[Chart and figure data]
▼

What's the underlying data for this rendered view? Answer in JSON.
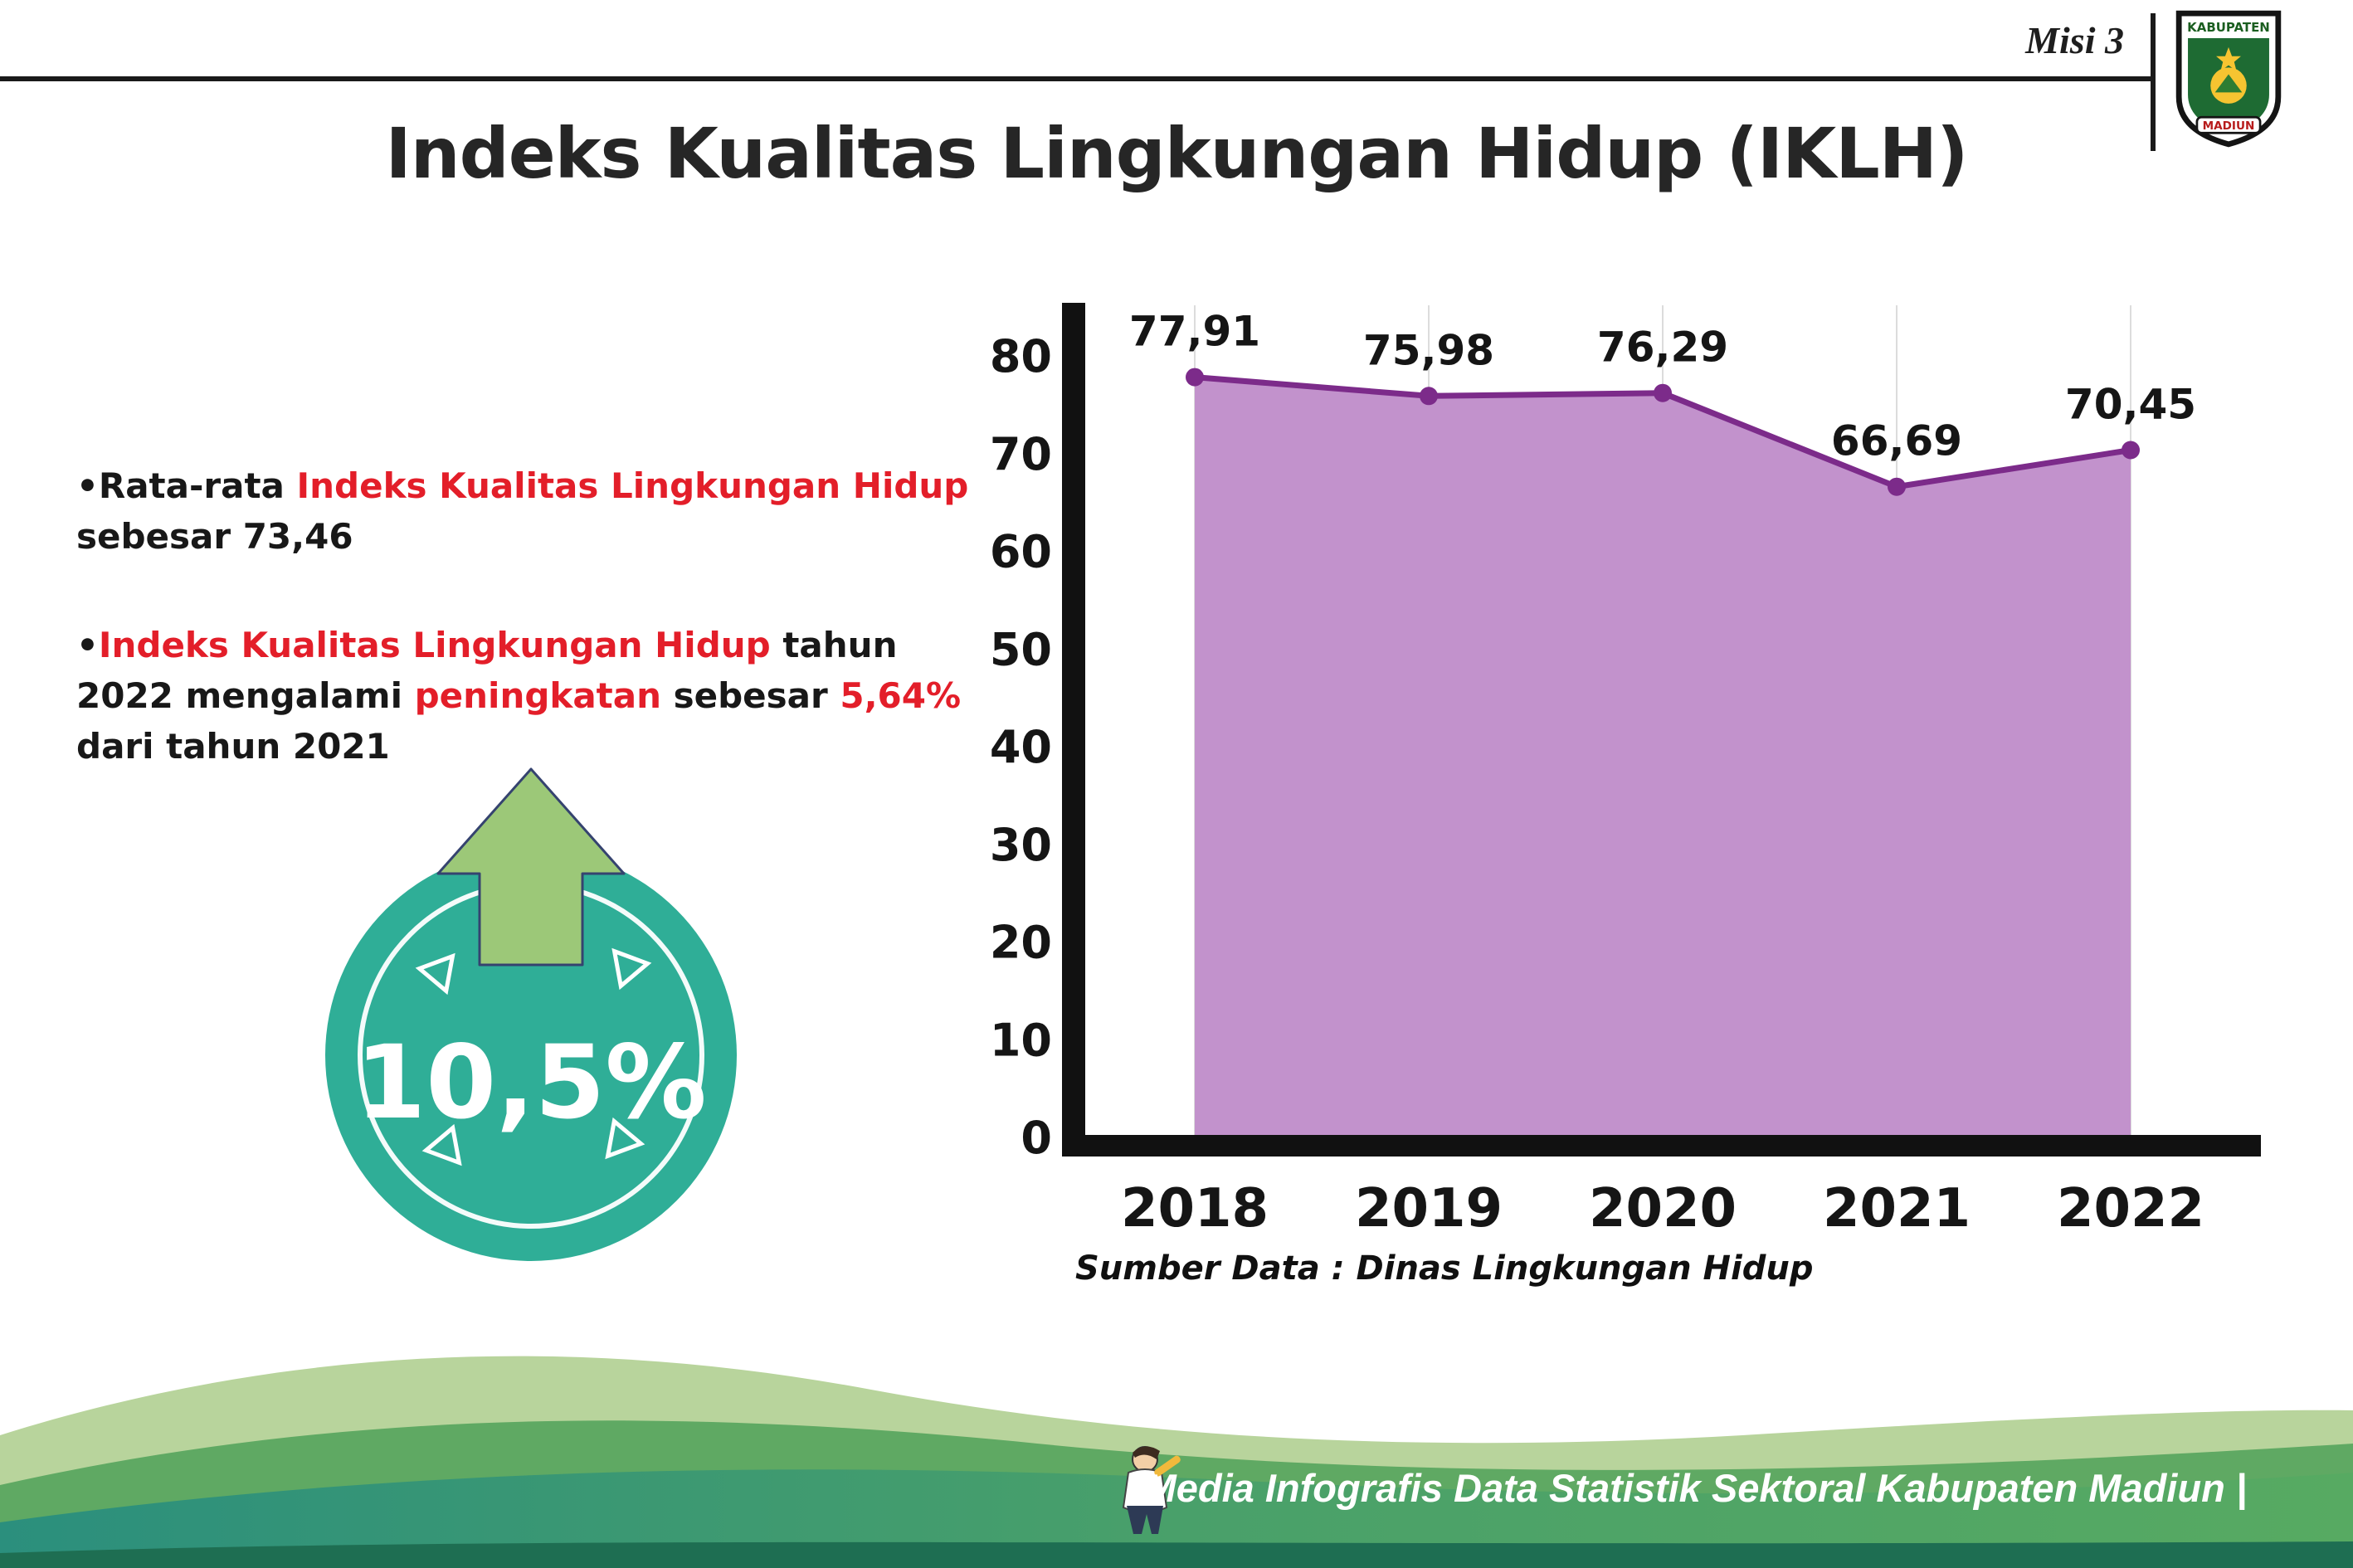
{
  "page": {
    "misi_label": "Misi 3",
    "title": "Indeks Kualitas Lingkungan Hidup (IKLH)"
  },
  "logo": {
    "top_text": "KABUPATEN",
    "bottom_text": "MADIUN"
  },
  "bullets": {
    "marker": "•",
    "b1": {
      "t1": "Rata-rata ",
      "red1": "Indeks Kualitas Lingkungan Hidup",
      "t2": " sebesar 73,46"
    },
    "b2": {
      "red1": "Indeks Kualitas Lingkungan Hidup",
      "t1": " tahun 2022 mengalami ",
      "red2": "peningkatan",
      "t2": " sebesar ",
      "red3": "5,64%",
      "t3": " dari tahun 2021"
    }
  },
  "badge": {
    "value": "10,5%"
  },
  "chart_data": {
    "type": "area",
    "title": "",
    "categories": [
      "2018",
      "2019",
      "2020",
      "2021",
      "2022"
    ],
    "values": [
      77.91,
      75.98,
      76.29,
      66.69,
      70.45
    ],
    "point_labels": [
      "77,91",
      "75,98",
      "76,29",
      "66,69",
      "70,45"
    ],
    "ylim": [
      0,
      80
    ],
    "yticks": [
      0,
      10,
      20,
      30,
      40,
      50,
      60,
      70,
      80
    ],
    "grid": "vertical",
    "legend": "none",
    "area_fill": "#c292cc",
    "line_color": "#7c2b8a",
    "source_note": "Sumber Data : Dinas Lingkungan Hidup"
  },
  "footer": {
    "credit": "Media Infografis Data Statistik Sektoral Kabupaten Madiun |"
  },
  "colors": {
    "accent_red": "#e31e29",
    "badge_teal": "#2fae97",
    "arrow_green": "#9cc878",
    "wave_light": "#b8d49c",
    "wave_mid": "#5fa963",
    "wave_teal": "#2b8f7d",
    "wave_dark": "#1e6e52"
  }
}
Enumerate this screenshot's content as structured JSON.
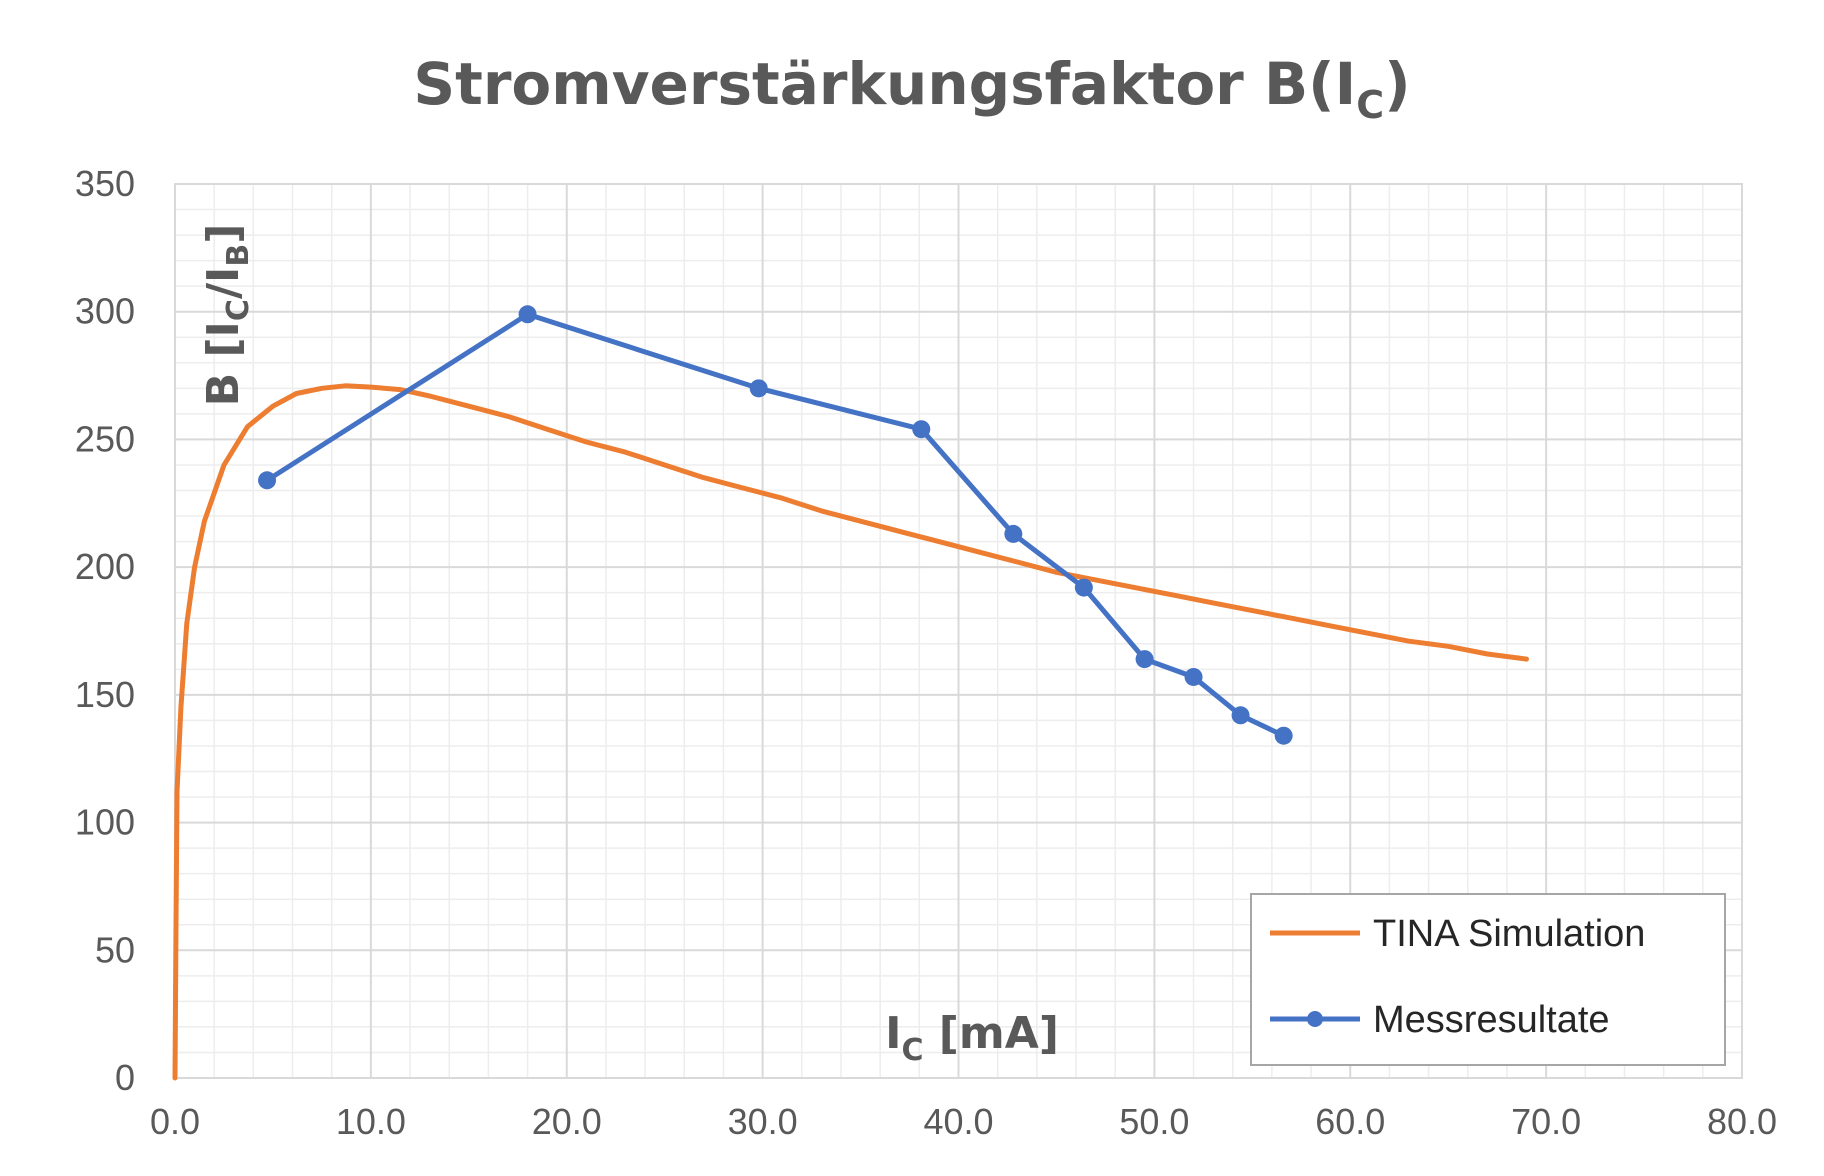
{
  "chart_data": {
    "type": "line",
    "title": {
      "main": "Stromverstärkungsfaktor B(I",
      "sub": "C",
      "end": ")"
    },
    "xlabel": {
      "main": "I",
      "sub": "C",
      "end": " [mA]"
    },
    "ylabel": {
      "pre": "B [I",
      "sub1": "C",
      "mid": "/I",
      "sub2": "B",
      "end": "]"
    },
    "xlim": [
      0,
      80
    ],
    "ylim": [
      0,
      350
    ],
    "x_ticks": [
      "0.0",
      "10.0",
      "20.0",
      "30.0",
      "40.0",
      "50.0",
      "60.0",
      "70.0",
      "80.0"
    ],
    "y_ticks": [
      "0",
      "50",
      "100",
      "150",
      "200",
      "250",
      "300",
      "350"
    ],
    "grid": true,
    "legend_position": "bottom-right",
    "series": [
      {
        "name": "TINA Simulation",
        "color": "#ED7D31",
        "markers": false,
        "x": [
          0.0,
          0.05,
          0.1,
          0.3,
          0.6,
          1.0,
          1.5,
          2.5,
          3.7,
          5.0,
          6.2,
          7.5,
          8.7,
          10.0,
          11.5,
          13.0,
          15.0,
          17.0,
          19.0,
          21.0,
          23.0,
          25.0,
          27.0,
          29.0,
          31.0,
          33.0,
          35.0,
          37.0,
          39.0,
          41.0,
          43.0,
          45.0,
          47.0,
          49.0,
          51.0,
          53.0,
          55.0,
          57.0,
          59.0,
          61.0,
          63.0,
          65.0,
          67.0,
          69.0
        ],
        "y": [
          0,
          60,
          112,
          145,
          178,
          200,
          218,
          240,
          255,
          263,
          268,
          270,
          271,
          270.5,
          269.5,
          267,
          263,
          259,
          254,
          249,
          245,
          240,
          235,
          231,
          227,
          222,
          218,
          214,
          210,
          206,
          202,
          198,
          195,
          192,
          189,
          186,
          183,
          180,
          177,
          174,
          171,
          169,
          166,
          164
        ]
      },
      {
        "name": "Messresultate",
        "color": "#4472C4",
        "markers": true,
        "x": [
          4.7,
          18.0,
          29.8,
          38.1,
          42.8,
          46.4,
          49.5,
          52.0,
          54.4,
          56.6
        ],
        "y": [
          234,
          299,
          270,
          254,
          213,
          192,
          164,
          157,
          142,
          134
        ]
      }
    ]
  }
}
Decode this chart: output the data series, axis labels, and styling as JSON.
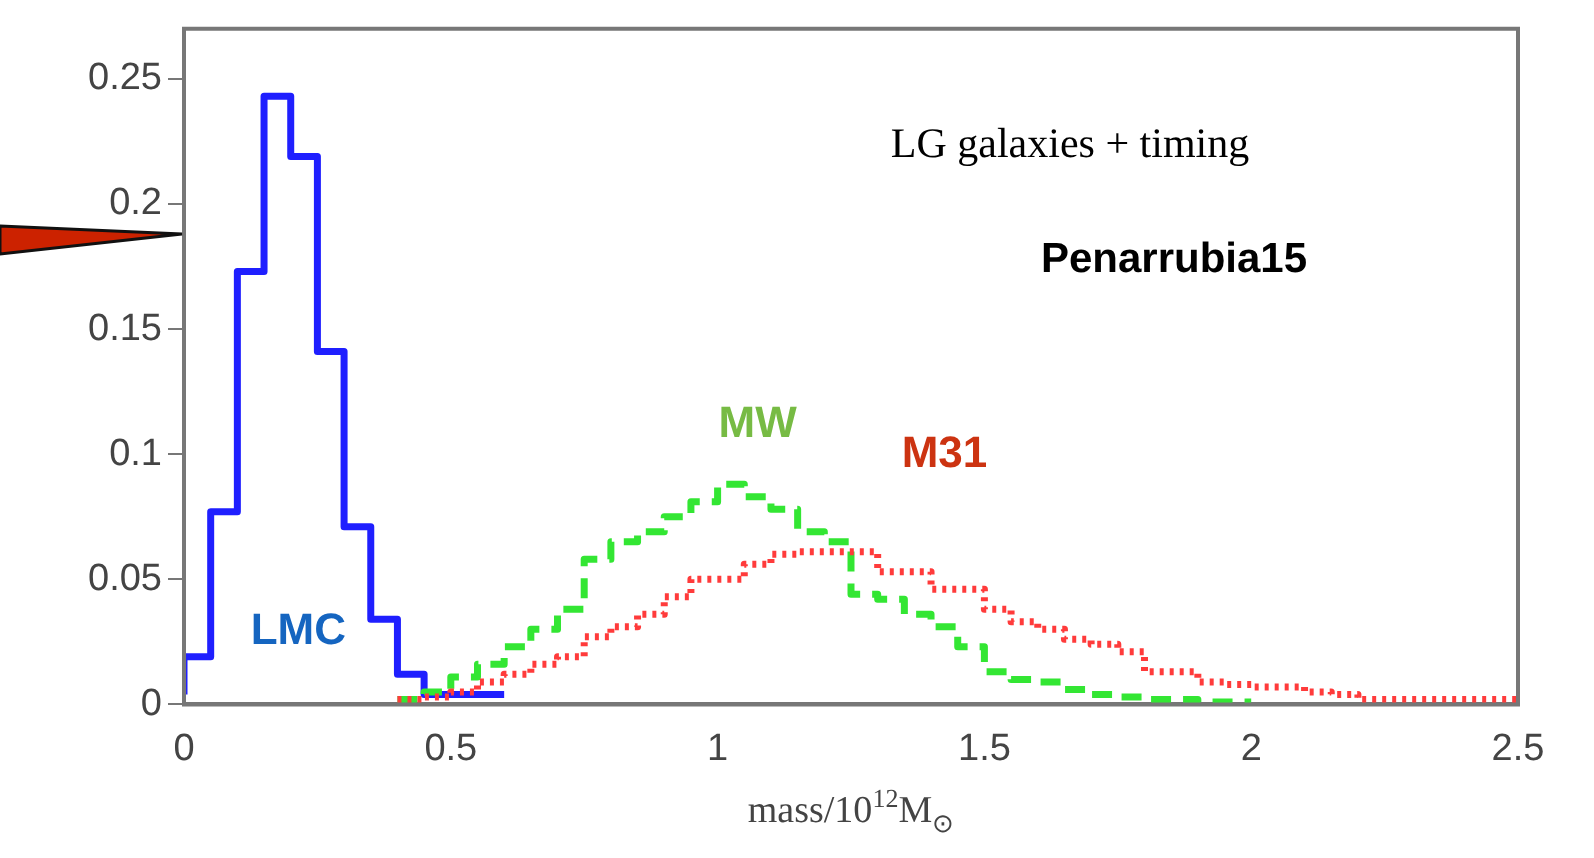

▲

# Description of the task:
Only a number is wanted here: how many lines in the data above include the string "this"?

# Answer to the task:
3